▶ [TASK DETAILS]: Please set down all the lines beneath this one exactly, without the pictures.

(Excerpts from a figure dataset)
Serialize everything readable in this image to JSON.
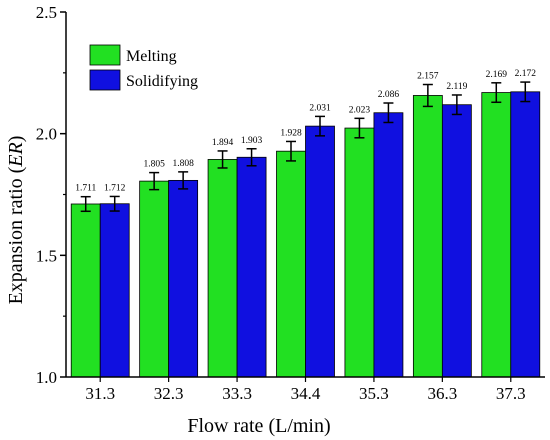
{
  "chart_data": {
    "type": "bar",
    "xlabel": "Flow rate (L/min)",
    "ylabel_prefix": "Expansion ratio (",
    "ylabel_italic": "ER",
    "ylabel_suffix": ")",
    "categories": [
      "31.3",
      "32.3",
      "33.3",
      "34.4",
      "35.3",
      "36.3",
      "37.3"
    ],
    "series": [
      {
        "name": "Melting",
        "color": "#22e022",
        "values": [
          1.711,
          1.805,
          1.894,
          1.928,
          2.023,
          2.157,
          2.169
        ],
        "labels": [
          "1.711",
          "1.805",
          "1.894",
          "1.928",
          "2.023",
          "2.157",
          "2.169"
        ],
        "errors": [
          0.03,
          0.035,
          0.035,
          0.04,
          0.04,
          0.045,
          0.04
        ]
      },
      {
        "name": "Solidifying",
        "color": "#1010e0",
        "values": [
          1.712,
          1.808,
          1.903,
          2.031,
          2.086,
          2.119,
          2.172
        ],
        "labels": [
          "1.712",
          "1.808",
          "1.903",
          "2.031",
          "2.086",
          "2.119",
          "2.172"
        ],
        "errors": [
          0.03,
          0.035,
          0.035,
          0.04,
          0.04,
          0.04,
          0.04
        ]
      }
    ],
    "ylim": [
      1.0,
      2.5
    ],
    "yticks": [
      "1.0",
      "1.5",
      "2.0",
      "2.5"
    ],
    "ytick_values": [
      1.0,
      1.5,
      2.0,
      2.5
    ],
    "grid": false,
    "legend_position": "top-left"
  }
}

▶ [SOLUTION BELOW]:
Serialize everything readable in this image to JSON.
{
  "chart_data": {
    "type": "bar",
    "xlabel": "Flow rate (L/min)",
    "ylabel_prefix": "Expansion ratio (",
    "ylabel_italic": "ER",
    "ylabel_suffix": ")",
    "categories": [
      "31.3",
      "32.3",
      "33.3",
      "34.4",
      "35.3",
      "36.3",
      "37.3"
    ],
    "series": [
      {
        "name": "Melting",
        "color": "#22e022",
        "values": [
          1.711,
          1.805,
          1.894,
          1.928,
          2.023,
          2.157,
          2.169
        ],
        "labels": [
          "1.711",
          "1.805",
          "1.894",
          "1.928",
          "2.023",
          "2.157",
          "2.169"
        ],
        "errors": [
          0.03,
          0.035,
          0.035,
          0.04,
          0.04,
          0.045,
          0.04
        ]
      },
      {
        "name": "Solidifying",
        "color": "#1010e0",
        "values": [
          1.712,
          1.808,
          1.903,
          2.031,
          2.086,
          2.119,
          2.172
        ],
        "labels": [
          "1.712",
          "1.808",
          "1.903",
          "2.031",
          "2.086",
          "2.119",
          "2.172"
        ],
        "errors": [
          0.03,
          0.035,
          0.035,
          0.04,
          0.04,
          0.04,
          0.04
        ]
      }
    ],
    "ylim": [
      1.0,
      2.5
    ],
    "yticks": [
      "1.0",
      "1.5",
      "2.0",
      "2.5"
    ],
    "ytick_values": [
      1.0,
      1.5,
      2.0,
      2.5
    ],
    "grid": false,
    "legend_position": "top-left"
  }
}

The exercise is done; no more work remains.